#### WRITTEN REQUEST
Only the pictures are omitted; repeat all other data exactly.

Records about charts and figures
+--

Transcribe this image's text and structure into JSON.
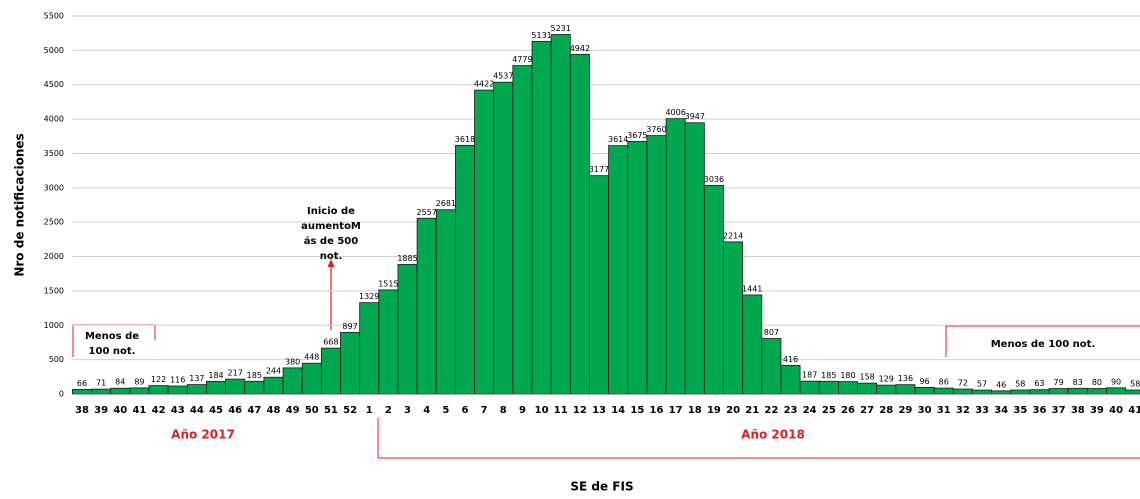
{
  "chart_data": {
    "type": "bar",
    "x_label": "SE de FIS",
    "y_label": "Nro de notificaciones",
    "categories": [
      "38",
      "39",
      "40",
      "41",
      "42",
      "43",
      "44",
      "45",
      "46",
      "47",
      "48",
      "49",
      "50",
      "51",
      "52",
      "1",
      "2",
      "3",
      "4",
      "5",
      "6",
      "7",
      "8",
      "9",
      "10",
      "11",
      "12",
      "13",
      "14",
      "15",
      "16",
      "17",
      "18",
      "19",
      "20",
      "21",
      "22",
      "23",
      "24",
      "25",
      "26",
      "27",
      "28",
      "29",
      "30",
      "31",
      "32",
      "33",
      "34",
      "35",
      "36",
      "37",
      "38",
      "39",
      "40",
      "41"
    ],
    "values": [
      66,
      71,
      84,
      89,
      122,
      116,
      137,
      184,
      217,
      185,
      244,
      380,
      448,
      668,
      897,
      1329,
      1515,
      1885,
      2557,
      2681,
      3618,
      4422,
      4537,
      4779,
      5131,
      5231,
      4942,
      3177,
      3614,
      3675,
      3760,
      4006,
      3947,
      3036,
      2214,
      1441,
      807,
      416,
      187,
      185,
      180,
      158,
      129,
      136,
      96,
      86,
      72,
      57,
      46,
      58,
      63,
      79,
      83,
      80,
      90,
      58
    ],
    "color": "#00a84f",
    "ylim": [
      0,
      5500
    ],
    "yticks": [
      0,
      500,
      1000,
      1500,
      2000,
      2500,
      3000,
      3500,
      4000,
      4500,
      5000,
      5500
    ],
    "grid": true,
    "year_labels": [
      "Año 2017",
      "Año 2018"
    ],
    "annotations": [
      {
        "lines": [
          "Inicio de",
          "aumentoM",
          "ás de 500",
          "not."
        ]
      },
      {
        "lines": [
          "Menos de",
          "100 not."
        ]
      },
      {
        "lines": [
          "Menos de 100 not."
        ]
      }
    ]
  }
}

+--

#### ANSWER FOR THIS EXERCISE
Transcribe this image's text and structure into JSON.
{
  "chart_data": {
    "type": "bar",
    "x_label": "SE de FIS",
    "y_label": "Nro de notificaciones",
    "categories": [
      "38",
      "39",
      "40",
      "41",
      "42",
      "43",
      "44",
      "45",
      "46",
      "47",
      "48",
      "49",
      "50",
      "51",
      "52",
      "1",
      "2",
      "3",
      "4",
      "5",
      "6",
      "7",
      "8",
      "9",
      "10",
      "11",
      "12",
      "13",
      "14",
      "15",
      "16",
      "17",
      "18",
      "19",
      "20",
      "21",
      "22",
      "23",
      "24",
      "25",
      "26",
      "27",
      "28",
      "29",
      "30",
      "31",
      "32",
      "33",
      "34",
      "35",
      "36",
      "37",
      "38",
      "39",
      "40",
      "41"
    ],
    "values": [
      66,
      71,
      84,
      89,
      122,
      116,
      137,
      184,
      217,
      185,
      244,
      380,
      448,
      668,
      897,
      1329,
      1515,
      1885,
      2557,
      2681,
      3618,
      4422,
      4537,
      4779,
      5131,
      5231,
      4942,
      3177,
      3614,
      3675,
      3760,
      4006,
      3947,
      3036,
      2214,
      1441,
      807,
      416,
      187,
      185,
      180,
      158,
      129,
      136,
      96,
      86,
      72,
      57,
      46,
      58,
      63,
      79,
      83,
      80,
      90,
      58
    ],
    "color": "#00a84f",
    "ylim": [
      0,
      5500
    ],
    "yticks": [
      0,
      500,
      1000,
      1500,
      2000,
      2500,
      3000,
      3500,
      4000,
      4500,
      5000,
      5500
    ],
    "grid": true,
    "year_labels": [
      "Año 2017",
      "Año 2018"
    ],
    "annotations": [
      {
        "lines": [
          "Inicio de",
          "aumentoM",
          "ás de 500",
          "not."
        ]
      },
      {
        "lines": [
          "Menos de",
          "100 not."
        ]
      },
      {
        "lines": [
          "Menos de 100 not."
        ]
      }
    ]
  }
}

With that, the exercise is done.